━━━ Material provided ━━━

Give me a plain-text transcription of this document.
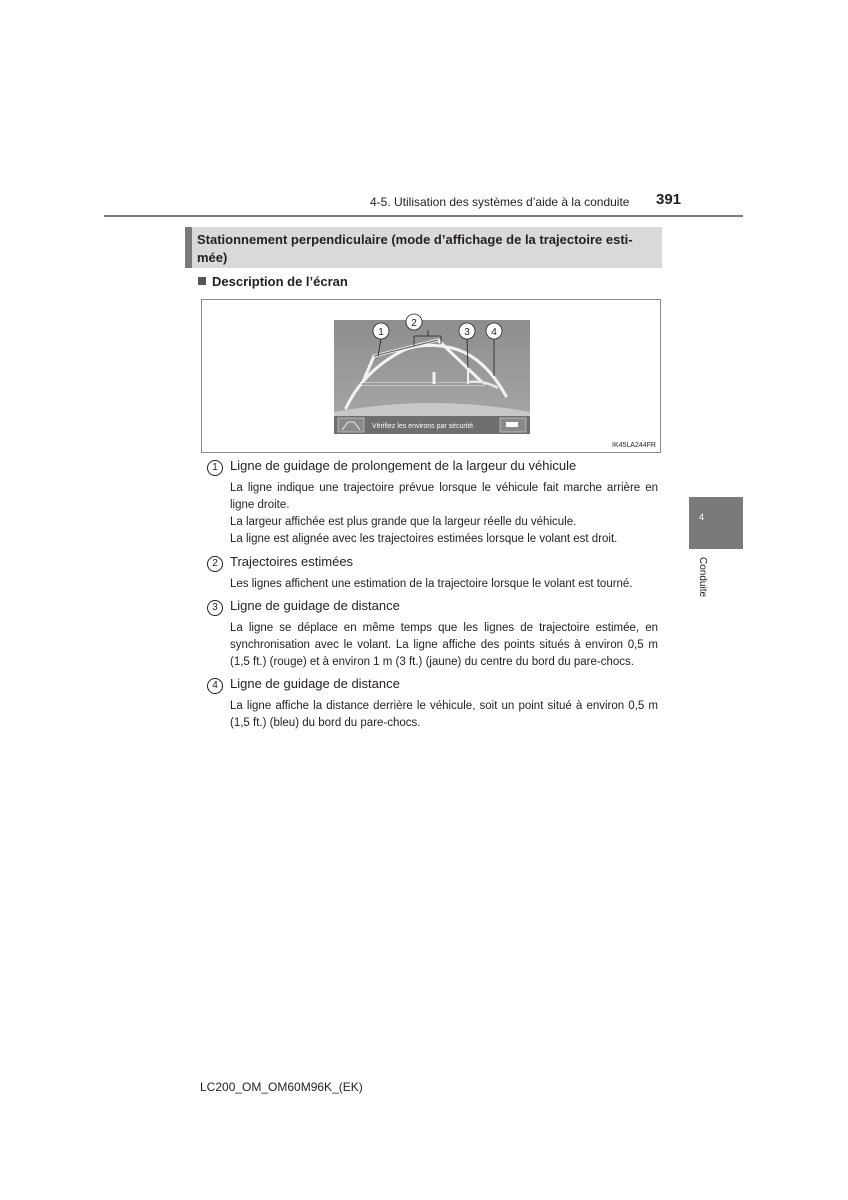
4-5. Utilisation des systèmes d’aide à la conduite 391
Stationnement perpendiculaire (mode d’affichage de la trajectoire esti-
mée)
Description de l’écran
Vérifiez les environs par sécurité.
1
2
3 4
IK45LA244FR
1 Ligne de guidage de prolongement de la largeur du véhicule

La ligne indique une trajectoire prévue lorsque le véhicule fait marche arrière en ligne droite.

La largeur affichée est plus grande que la largeur réelle du véhicule.

La ligne est alignée avec les trajectoires estimées lorsque le volant est droit.

2 Trajectoires estimées

Les lignes affichent une estimation de la trajectoire lorsque le volant est tourné.

3 Ligne de guidage de distance

La ligne se déplace en même temps que les lignes de trajectoire estimée, en synchronisation avec le volant. La ligne affiche des points situés à environ 0,5 m (1,5 ft.) (rouge) et à environ 1 m (3 ft.) (jaune) du centre du bord du pare-chocs.

4 Ligne de guidage de distance

La ligne affiche la distance derrière le véhicule, soit un point situé à environ 0,5 m (1,5 ft.) (bleu) du bord du pare-chocs.

4
Conduite
LC200_OM_OM60M96K_(EK)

━━━

Give the number of lines in the records above that contain the word "bord". Reply with that number alone.

2